WHAT IS ASKED => Output the material word for word. Leave each picture out.
========================================================================
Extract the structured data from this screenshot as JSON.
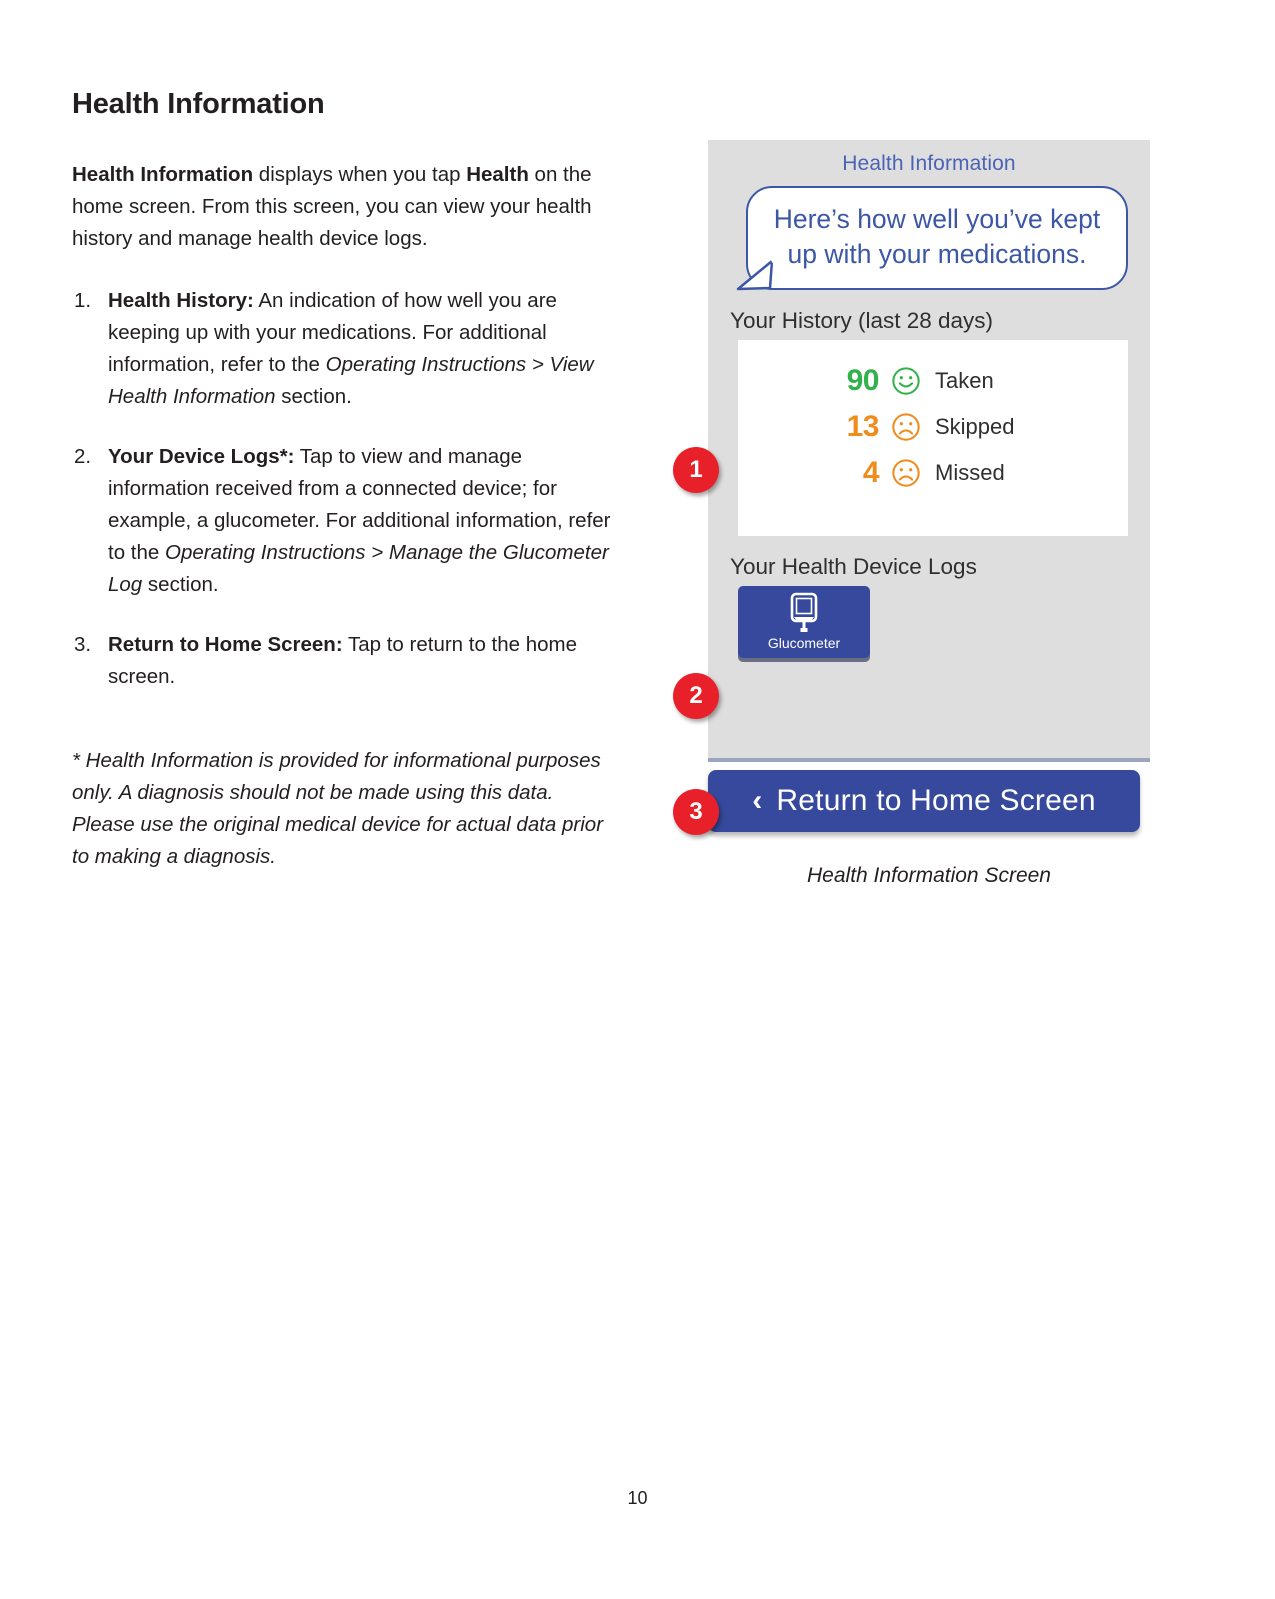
{
  "document": {
    "heading": "Health Information",
    "intro": {
      "bold_lead": "Health Information",
      "text_1": " displays when you tap ",
      "bold_2": "Health",
      "text_2": " on the home screen. From this screen, you can view your health history and manage health device logs."
    },
    "list": [
      {
        "number": "1.",
        "term": "Health History:",
        "body_1": " An indication of how well you are keeping up with your medications.  For additional information, refer to the ",
        "italic": "Operating Instructions > View Health Information",
        "body_2": " section."
      },
      {
        "number": "2.",
        "term": "Your Device Logs*:",
        "body_1": " Tap to view and manage information received from a connected device; for example, a glucometer. For additional information, refer to the ",
        "italic": "Operating Instructions > Manage the Glucometer Log",
        "body_2": " section."
      },
      {
        "number": "3.",
        "term": "Return to Home Screen:",
        "body_1": " Tap to return to the home screen.",
        "italic": "",
        "body_2": ""
      }
    ],
    "footnote": "* Health Information is provided for informational purposes only.  A diagnosis should not be made using this data.  Please use the original medical device for actual data prior to making a diagnosis.",
    "page_number": "10"
  },
  "mockup": {
    "title": "Health Information",
    "bubble_text": "Here’s how well you’ve kept up with your medications.",
    "history_label": "Your History (last 28 days)",
    "history": [
      {
        "count": "90",
        "face": "smiley-face-icon",
        "label": "Taken",
        "color": "#33b24b"
      },
      {
        "count": "13",
        "face": "frowny-face-icon",
        "label": "Skipped",
        "color": "#f08c1c"
      },
      {
        "count": "4",
        "face": "frowny-face-icon",
        "label": "Missed",
        "color": "#f08c1c"
      }
    ],
    "device_logs_label": "Your Health Device Logs",
    "glucometer_label": "Glucometer",
    "return_button_label": "Return to Home Screen",
    "return_button_chevron": "‹",
    "caption": "Health Information Screen",
    "colors": {
      "panel_background": "#dedede",
      "title_blue": "#4a63b5",
      "button_blue": "#36499c",
      "bubble_border": "#3c57a6",
      "badge_red": "#e8202a",
      "taken_green": "#33b24b",
      "warning_orange": "#f08c1c"
    }
  },
  "callouts": [
    {
      "number": "1",
      "target": "history-card"
    },
    {
      "number": "2",
      "target": "glucometer-button"
    },
    {
      "number": "3",
      "target": "return-home-button"
    }
  ]
}
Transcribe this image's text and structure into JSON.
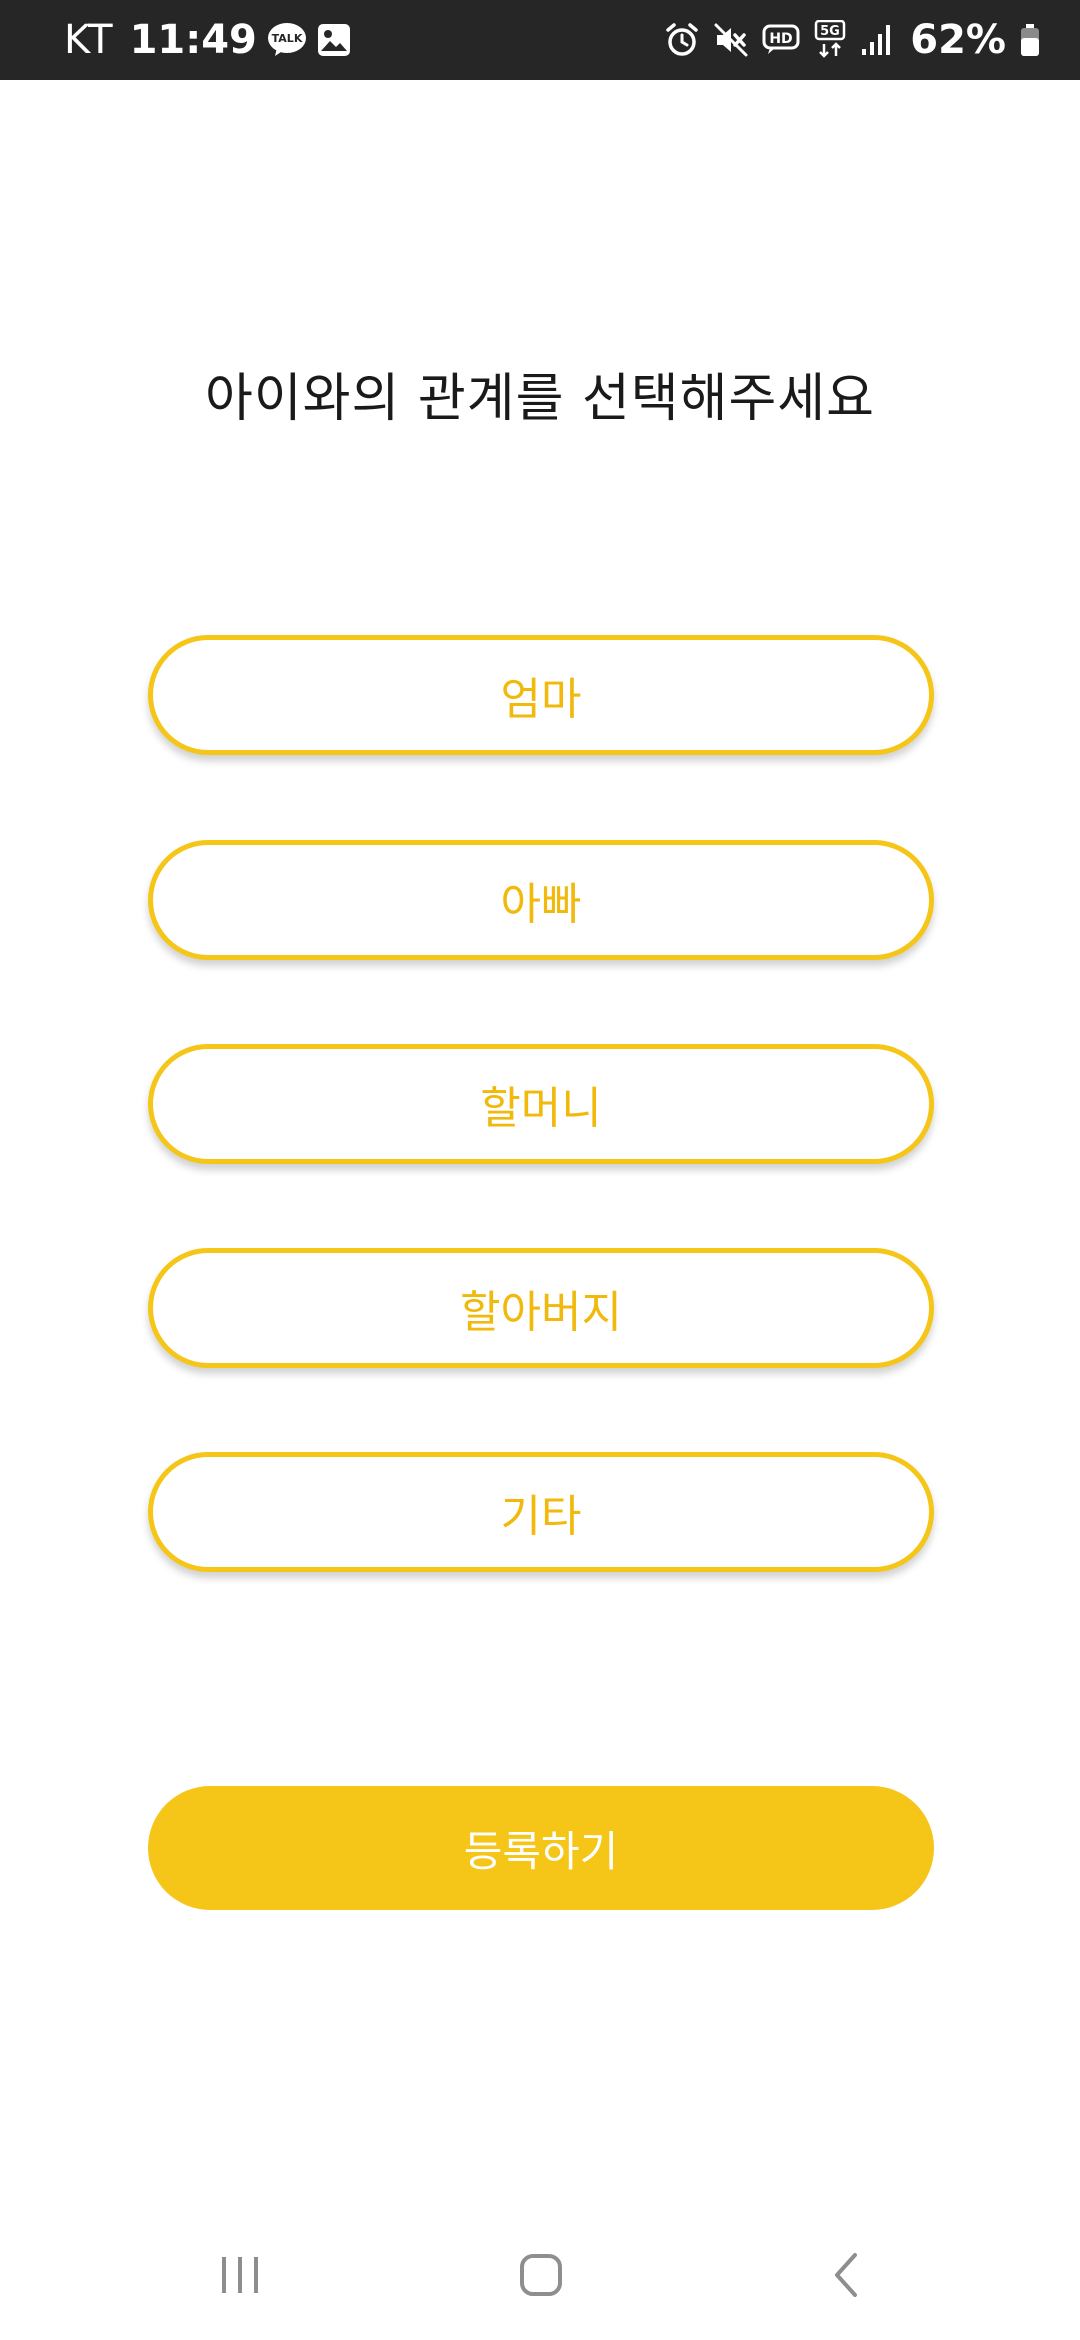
{
  "status_bar": {
    "carrier": "KT",
    "time": "11:49",
    "battery": "62%",
    "icons_left": [
      "kakaotalk-icon",
      "gallery-icon"
    ],
    "icons_right": [
      "alarm-icon",
      "mute-icon",
      "hd-icon",
      "5g-icon",
      "signal-icon",
      "battery-icon"
    ],
    "talk_label": "TALK",
    "hd_label": "HD",
    "net_label": "5G"
  },
  "page": {
    "title": "아이와의 관계를 선택해주세요"
  },
  "options": [
    {
      "label": "엄마"
    },
    {
      "label": "아빠"
    },
    {
      "label": "할머니"
    },
    {
      "label": "할아버지"
    },
    {
      "label": "기타"
    }
  ],
  "register_button": {
    "label": "등록하기"
  },
  "colors": {
    "accent": "#f5c518",
    "option_text": "#f0b90b",
    "status_bar_bg": "#262626"
  },
  "nav_bar": {
    "buttons": [
      "recent-apps-icon",
      "home-icon",
      "back-icon"
    ]
  }
}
========================================================================
SOLUTION =>
Extract the structured data from this screenshot as JSON.
{
  "document": {
    "heading": "Health Information",
    "intro": {
      "bold_lead": "Health Information",
      "text_1": " displays when you tap ",
      "bold_2": "Health",
      "text_2": " on the home screen. From this screen, you can view your health history and manage health device logs."
    },
    "list": [
      {
        "number": "1.",
        "term": "Health History:",
        "body_1": " An indication of how well you are keeping up with your medications.  For additional information, refer to the ",
        "italic": "Operating Instructions > View Health Information",
        "body_2": " section."
      },
      {
        "number": "2.",
        "term": "Your Device Logs*:",
        "body_1": " Tap to view and manage information received from a connected device; for example, a glucometer. For additional information, refer to the ",
        "italic": "Operating Instructions > Manage the Glucometer Log",
        "body_2": " section."
      },
      {
        "number": "3.",
        "term": "Return to Home Screen:",
        "body_1": " Tap to return to the home screen.",
        "italic": "",
        "body_2": ""
      }
    ],
    "footnote": "* Health Information is provided for informational purposes only.  A diagnosis should not be made using this data.  Please use the original medical device for actual data prior to making a diagnosis.",
    "page_number": "10"
  },
  "mockup": {
    "title": "Health Information",
    "bubble_text": "Here’s how well you’ve kept up with your medications.",
    "history_label": "Your History (last 28 days)",
    "history": [
      {
        "count": "90",
        "face": "smiley-face-icon",
        "label": "Taken",
        "color": "#33b24b"
      },
      {
        "count": "13",
        "face": "frowny-face-icon",
        "label": "Skipped",
        "color": "#f08c1c"
      },
      {
        "count": "4",
        "face": "frowny-face-icon",
        "label": "Missed",
        "color": "#f08c1c"
      }
    ],
    "device_logs_label": "Your Health Device Logs",
    "glucometer_label": "Glucometer",
    "return_button_label": "Return to Home Screen",
    "return_button_chevron": "‹",
    "caption": "Health Information Screen",
    "colors": {
      "panel_background": "#dedede",
      "title_blue": "#4a63b5",
      "button_blue": "#36499c",
      "bubble_border": "#3c57a6",
      "badge_red": "#e8202a",
      "taken_green": "#33b24b",
      "warning_orange": "#f08c1c"
    }
  },
  "callouts": [
    {
      "number": "1",
      "target": "history-card"
    },
    {
      "number": "2",
      "target": "glucometer-button"
    },
    {
      "number": "3",
      "target": "return-home-button"
    }
  ]
}
Transcribe this image's text and structure into JSON.
{
  "status_bar": {
    "carrier": "KT",
    "time": "11:49",
    "battery": "62%",
    "icons_left": [
      "kakaotalk-icon",
      "gallery-icon"
    ],
    "icons_right": [
      "alarm-icon",
      "mute-icon",
      "hd-icon",
      "5g-icon",
      "signal-icon",
      "battery-icon"
    ],
    "talk_label": "TALK",
    "hd_label": "HD",
    "net_label": "5G"
  },
  "page": {
    "title": "아이와의 관계를 선택해주세요"
  },
  "options": [
    {
      "label": "엄마"
    },
    {
      "label": "아빠"
    },
    {
      "label": "할머니"
    },
    {
      "label": "할아버지"
    },
    {
      "label": "기타"
    }
  ],
  "register_button": {
    "label": "등록하기"
  },
  "colors": {
    "accent": "#f5c518",
    "option_text": "#f0b90b",
    "status_bar_bg": "#262626"
  },
  "nav_bar": {
    "buttons": [
      "recent-apps-icon",
      "home-icon",
      "back-icon"
    ]
  }
}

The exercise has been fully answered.